:: Set exercise ::
Could you repeat the records below exactly, leaving out any pictures?

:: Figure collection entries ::
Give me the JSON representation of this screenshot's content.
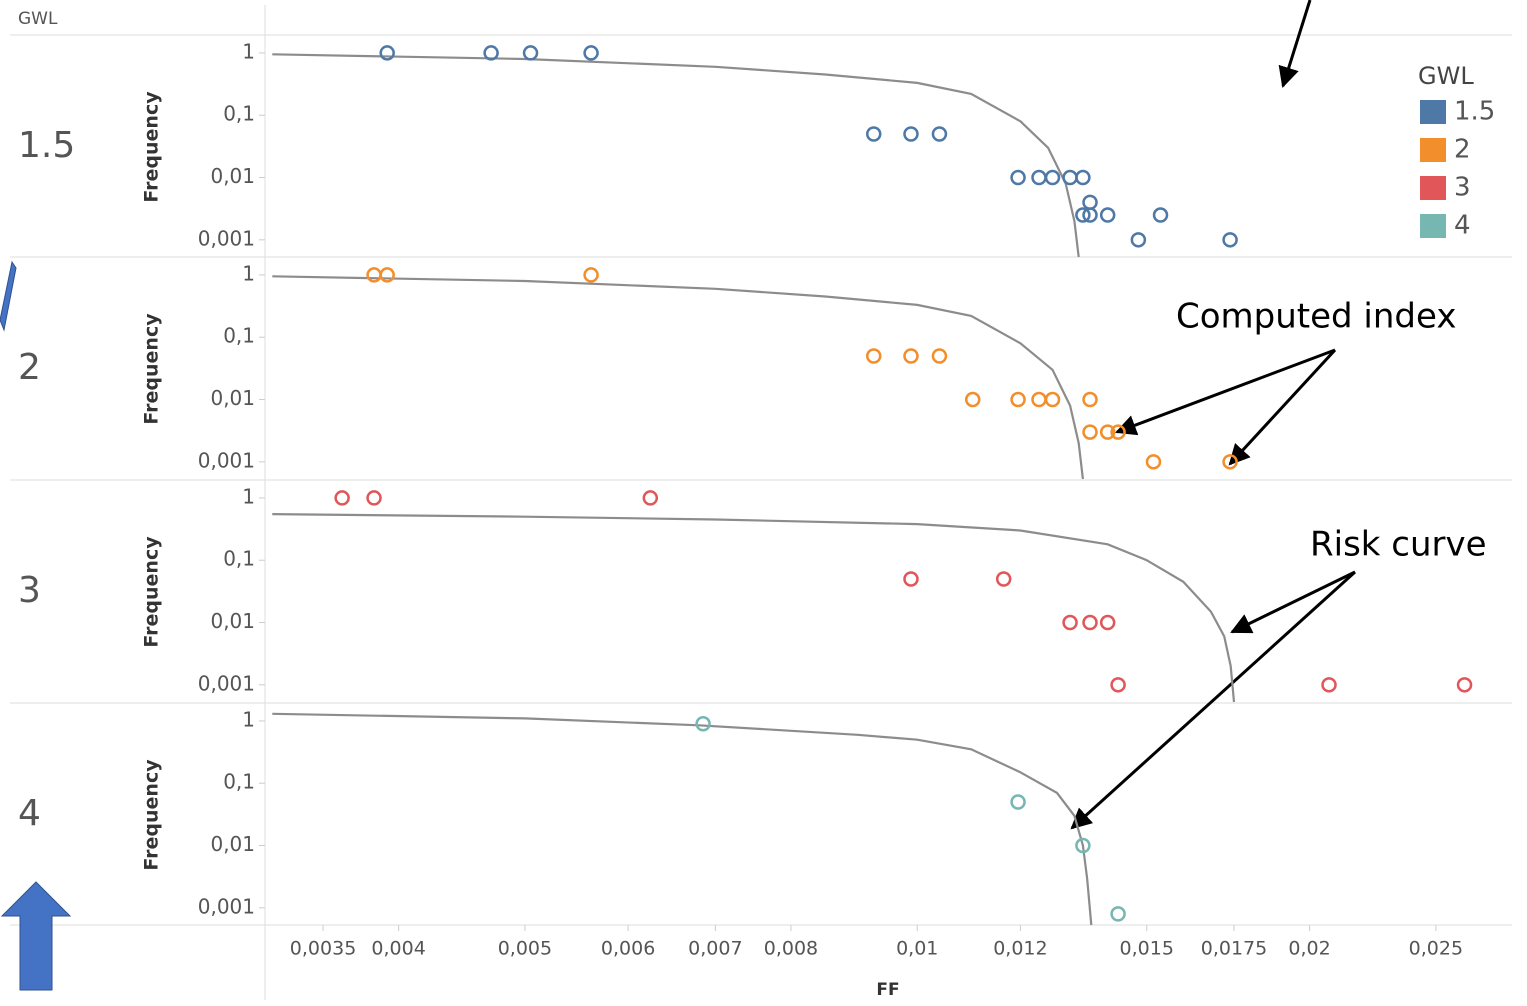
{
  "facet_header": "GWL",
  "legend_title": "GWL",
  "annotations": [
    "Computed index",
    "Risk curve"
  ],
  "chart_data": [
    {
      "type": "scatter",
      "y_label": "Frequency",
      "log_x": true,
      "log_y": true,
      "xlim": [
        0.00317,
        0.0286
      ],
      "ylim": [
        0.00053,
        1.94
      ],
      "yticks": [
        1,
        {
          "value": 0.1,
          "label": "0,1"
        },
        {
          "value": 0.01,
          "label": "0,01"
        },
        {
          "value": 0.001,
          "label": "0,001"
        }
      ],
      "series": [
        {
          "name": "1.5",
          "color": "#4e79a7",
          "x": [
            0.00392,
            0.00471,
            0.00505,
            0.00562,
            0.00926,
            0.00989,
            0.0104,
            0.01195,
            0.0124,
            0.0127,
            0.0131,
            0.0134,
            0.01357,
            0.0134,
            0.01357,
            0.014,
            0.01537,
            0.01478,
            0.01738
          ],
          "values": [
            1,
            1,
            1,
            1,
            0.05,
            0.05,
            0.05,
            0.01,
            0.01,
            0.01,
            0.01,
            0.01,
            0.004,
            0.0025,
            0.0025,
            0.0025,
            0.0025,
            0.001,
            0.001
          ]
        }
      ],
      "risk_curve": {
        "color": "#8c8c8c",
        "x": [
          0.0032,
          0.005,
          0.007,
          0.0085,
          0.01,
          0.011,
          0.012,
          0.0126,
          0.013,
          0.0132,
          0.0133
        ],
        "values": [
          0.95,
          0.8,
          0.6,
          0.45,
          0.33,
          0.22,
          0.08,
          0.03,
          0.008,
          0.002,
          0.00053
        ]
      }
    },
    {
      "type": "scatter",
      "y_label": "Frequency",
      "log_x": true,
      "log_y": true,
      "xlim": [
        0.00317,
        0.0286
      ],
      "ylim": [
        0.00053,
        1.94
      ],
      "yticks": [
        1,
        {
          "value": 0.1,
          "label": "0,1"
        },
        {
          "value": 0.01,
          "label": "0,01"
        },
        {
          "value": 0.001,
          "label": "0,001"
        }
      ],
      "series": [
        {
          "name": "2",
          "color": "#f28e2b",
          "x": [
            0.00383,
            0.00392,
            0.00562,
            0.00926,
            0.00989,
            0.0104,
            0.01103,
            0.01195,
            0.0124,
            0.0127,
            0.01357,
            0.01357,
            0.014,
            0.01426,
            0.01518,
            0.01738
          ],
          "values": [
            1,
            1,
            1,
            0.05,
            0.05,
            0.05,
            0.01,
            0.01,
            0.01,
            0.01,
            0.01,
            0.003,
            0.003,
            0.003,
            0.001,
            0.001
          ]
        }
      ],
      "risk_curve": {
        "color": "#8c8c8c",
        "x": [
          0.0032,
          0.005,
          0.007,
          0.0085,
          0.01,
          0.011,
          0.012,
          0.0127,
          0.0131,
          0.0133,
          0.0134
        ],
        "values": [
          0.95,
          0.8,
          0.6,
          0.45,
          0.33,
          0.22,
          0.08,
          0.03,
          0.008,
          0.002,
          0.00053
        ]
      }
    },
    {
      "type": "scatter",
      "y_label": "Frequency",
      "log_x": true,
      "log_y": true,
      "xlim": [
        0.00317,
        0.0286
      ],
      "ylim": [
        0.00053,
        1.94
      ],
      "yticks": [
        1,
        {
          "value": 0.1,
          "label": "0,1"
        },
        {
          "value": 0.01,
          "label": "0,01"
        },
        {
          "value": 0.001,
          "label": "0,001"
        }
      ],
      "series": [
        {
          "name": "3",
          "color": "#e15759",
          "x": [
            0.00362,
            0.00383,
            0.00624,
            0.00989,
            0.01165,
            0.0131,
            0.01357,
            0.014,
            0.01426,
            0.0207,
            0.0263
          ],
          "values": [
            1,
            1,
            1,
            0.05,
            0.05,
            0.01,
            0.01,
            0.01,
            0.001,
            0.001,
            0.001
          ]
        }
      ],
      "risk_curve": {
        "color": "#8c8c8c",
        "x": [
          0.0032,
          0.005,
          0.007,
          0.01,
          0.012,
          0.014,
          0.015,
          0.016,
          0.0168,
          0.0172,
          0.0174,
          0.0175
        ],
        "values": [
          0.55,
          0.5,
          0.45,
          0.38,
          0.3,
          0.18,
          0.1,
          0.045,
          0.015,
          0.006,
          0.002,
          0.00053
        ]
      }
    },
    {
      "type": "scatter",
      "y_label": "Frequency",
      "x_label": "FF",
      "log_x": true,
      "log_y": true,
      "xlim": [
        0.00317,
        0.0286
      ],
      "ylim": [
        0.00053,
        1.94
      ],
      "yticks": [
        1,
        {
          "value": 0.1,
          "label": "0,1"
        },
        {
          "value": 0.01,
          "label": "0,01"
        },
        {
          "value": 0.001,
          "label": "0,001"
        }
      ],
      "xticks": [
        {
          "value": 0.0035,
          "label": "0,0035"
        },
        {
          "value": 0.004,
          "label": "0,004"
        },
        {
          "value": 0.005,
          "label": "0,005"
        },
        {
          "value": 0.006,
          "label": "0,006"
        },
        {
          "value": 0.007,
          "label": "0,007"
        },
        {
          "value": 0.008,
          "label": "0,008"
        },
        {
          "value": 0.01,
          "label": "0,01"
        },
        {
          "value": 0.012,
          "label": "0,012"
        },
        {
          "value": 0.015,
          "label": "0,015"
        },
        {
          "value": 0.0175,
          "label": "0,0175"
        },
        {
          "value": 0.02,
          "label": "0,02"
        },
        {
          "value": 0.025,
          "label": "0,025"
        }
      ],
      "series": [
        {
          "name": "4",
          "color": "#76b7b2",
          "x": [
            0.00685,
            0.01195,
            0.0134,
            0.01426
          ],
          "values": [
            0.9,
            0.05,
            0.01,
            0.0008
          ]
        }
      ],
      "risk_curve": {
        "color": "#8c8c8c",
        "x": [
          0.0032,
          0.005,
          0.0068,
          0.009,
          0.01,
          0.011,
          0.012,
          0.0128,
          0.0132,
          0.0134,
          0.0135,
          0.0136
        ],
        "values": [
          1.3,
          1.1,
          0.85,
          0.6,
          0.5,
          0.35,
          0.15,
          0.07,
          0.03,
          0.01,
          0.003,
          0.00053
        ]
      }
    }
  ]
}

:: Solution for this task ::
Give me the JSON representation of this screenshot's content.
{
  "facet_header": "GWL",
  "legend_title": "GWL",
  "annotations": [
    "Computed index",
    "Risk curve"
  ],
  "chart_data": [
    {
      "type": "scatter",
      "y_label": "Frequency",
      "log_x": true,
      "log_y": true,
      "xlim": [
        0.00317,
        0.0286
      ],
      "ylim": [
        0.00053,
        1.94
      ],
      "yticks": [
        1,
        {
          "value": 0.1,
          "label": "0,1"
        },
        {
          "value": 0.01,
          "label": "0,01"
        },
        {
          "value": 0.001,
          "label": "0,001"
        }
      ],
      "series": [
        {
          "name": "1.5",
          "color": "#4e79a7",
          "x": [
            0.00392,
            0.00471,
            0.00505,
            0.00562,
            0.00926,
            0.00989,
            0.0104,
            0.01195,
            0.0124,
            0.0127,
            0.0131,
            0.0134,
            0.01357,
            0.0134,
            0.01357,
            0.014,
            0.01537,
            0.01478,
            0.01738
          ],
          "values": [
            1,
            1,
            1,
            1,
            0.05,
            0.05,
            0.05,
            0.01,
            0.01,
            0.01,
            0.01,
            0.01,
            0.004,
            0.0025,
            0.0025,
            0.0025,
            0.0025,
            0.001,
            0.001
          ]
        }
      ],
      "risk_curve": {
        "color": "#8c8c8c",
        "x": [
          0.0032,
          0.005,
          0.007,
          0.0085,
          0.01,
          0.011,
          0.012,
          0.0126,
          0.013,
          0.0132,
          0.0133
        ],
        "values": [
          0.95,
          0.8,
          0.6,
          0.45,
          0.33,
          0.22,
          0.08,
          0.03,
          0.008,
          0.002,
          0.00053
        ]
      }
    },
    {
      "type": "scatter",
      "y_label": "Frequency",
      "log_x": true,
      "log_y": true,
      "xlim": [
        0.00317,
        0.0286
      ],
      "ylim": [
        0.00053,
        1.94
      ],
      "yticks": [
        1,
        {
          "value": 0.1,
          "label": "0,1"
        },
        {
          "value": 0.01,
          "label": "0,01"
        },
        {
          "value": 0.001,
          "label": "0,001"
        }
      ],
      "series": [
        {
          "name": "2",
          "color": "#f28e2b",
          "x": [
            0.00383,
            0.00392,
            0.00562,
            0.00926,
            0.00989,
            0.0104,
            0.01103,
            0.01195,
            0.0124,
            0.0127,
            0.01357,
            0.01357,
            0.014,
            0.01426,
            0.01518,
            0.01738
          ],
          "values": [
            1,
            1,
            1,
            0.05,
            0.05,
            0.05,
            0.01,
            0.01,
            0.01,
            0.01,
            0.01,
            0.003,
            0.003,
            0.003,
            0.001,
            0.001
          ]
        }
      ],
      "risk_curve": {
        "color": "#8c8c8c",
        "x": [
          0.0032,
          0.005,
          0.007,
          0.0085,
          0.01,
          0.011,
          0.012,
          0.0127,
          0.0131,
          0.0133,
          0.0134
        ],
        "values": [
          0.95,
          0.8,
          0.6,
          0.45,
          0.33,
          0.22,
          0.08,
          0.03,
          0.008,
          0.002,
          0.00053
        ]
      }
    },
    {
      "type": "scatter",
      "y_label": "Frequency",
      "log_x": true,
      "log_y": true,
      "xlim": [
        0.00317,
        0.0286
      ],
      "ylim": [
        0.00053,
        1.94
      ],
      "yticks": [
        1,
        {
          "value": 0.1,
          "label": "0,1"
        },
        {
          "value": 0.01,
          "label": "0,01"
        },
        {
          "value": 0.001,
          "label": "0,001"
        }
      ],
      "series": [
        {
          "name": "3",
          "color": "#e15759",
          "x": [
            0.00362,
            0.00383,
            0.00624,
            0.00989,
            0.01165,
            0.0131,
            0.01357,
            0.014,
            0.01426,
            0.0207,
            0.0263
          ],
          "values": [
            1,
            1,
            1,
            0.05,
            0.05,
            0.01,
            0.01,
            0.01,
            0.001,
            0.001,
            0.001
          ]
        }
      ],
      "risk_curve": {
        "color": "#8c8c8c",
        "x": [
          0.0032,
          0.005,
          0.007,
          0.01,
          0.012,
          0.014,
          0.015,
          0.016,
          0.0168,
          0.0172,
          0.0174,
          0.0175
        ],
        "values": [
          0.55,
          0.5,
          0.45,
          0.38,
          0.3,
          0.18,
          0.1,
          0.045,
          0.015,
          0.006,
          0.002,
          0.00053
        ]
      }
    },
    {
      "type": "scatter",
      "y_label": "Frequency",
      "x_label": "FF",
      "log_x": true,
      "log_y": true,
      "xlim": [
        0.00317,
        0.0286
      ],
      "ylim": [
        0.00053,
        1.94
      ],
      "yticks": [
        1,
        {
          "value": 0.1,
          "label": "0,1"
        },
        {
          "value": 0.01,
          "label": "0,01"
        },
        {
          "value": 0.001,
          "label": "0,001"
        }
      ],
      "xticks": [
        {
          "value": 0.0035,
          "label": "0,0035"
        },
        {
          "value": 0.004,
          "label": "0,004"
        },
        {
          "value": 0.005,
          "label": "0,005"
        },
        {
          "value": 0.006,
          "label": "0,006"
        },
        {
          "value": 0.007,
          "label": "0,007"
        },
        {
          "value": 0.008,
          "label": "0,008"
        },
        {
          "value": 0.01,
          "label": "0,01"
        },
        {
          "value": 0.012,
          "label": "0,012"
        },
        {
          "value": 0.015,
          "label": "0,015"
        },
        {
          "value": 0.0175,
          "label": "0,0175"
        },
        {
          "value": 0.02,
          "label": "0,02"
        },
        {
          "value": 0.025,
          "label": "0,025"
        }
      ],
      "series": [
        {
          "name": "4",
          "color": "#76b7b2",
          "x": [
            0.00685,
            0.01195,
            0.0134,
            0.01426
          ],
          "values": [
            0.9,
            0.05,
            0.01,
            0.0008
          ]
        }
      ],
      "risk_curve": {
        "color": "#8c8c8c",
        "x": [
          0.0032,
          0.005,
          0.0068,
          0.009,
          0.01,
          0.011,
          0.012,
          0.0128,
          0.0132,
          0.0134,
          0.0135,
          0.0136
        ],
        "values": [
          1.3,
          1.1,
          0.85,
          0.6,
          0.5,
          0.35,
          0.15,
          0.07,
          0.03,
          0.01,
          0.003,
          0.00053
        ]
      }
    }
  ]
}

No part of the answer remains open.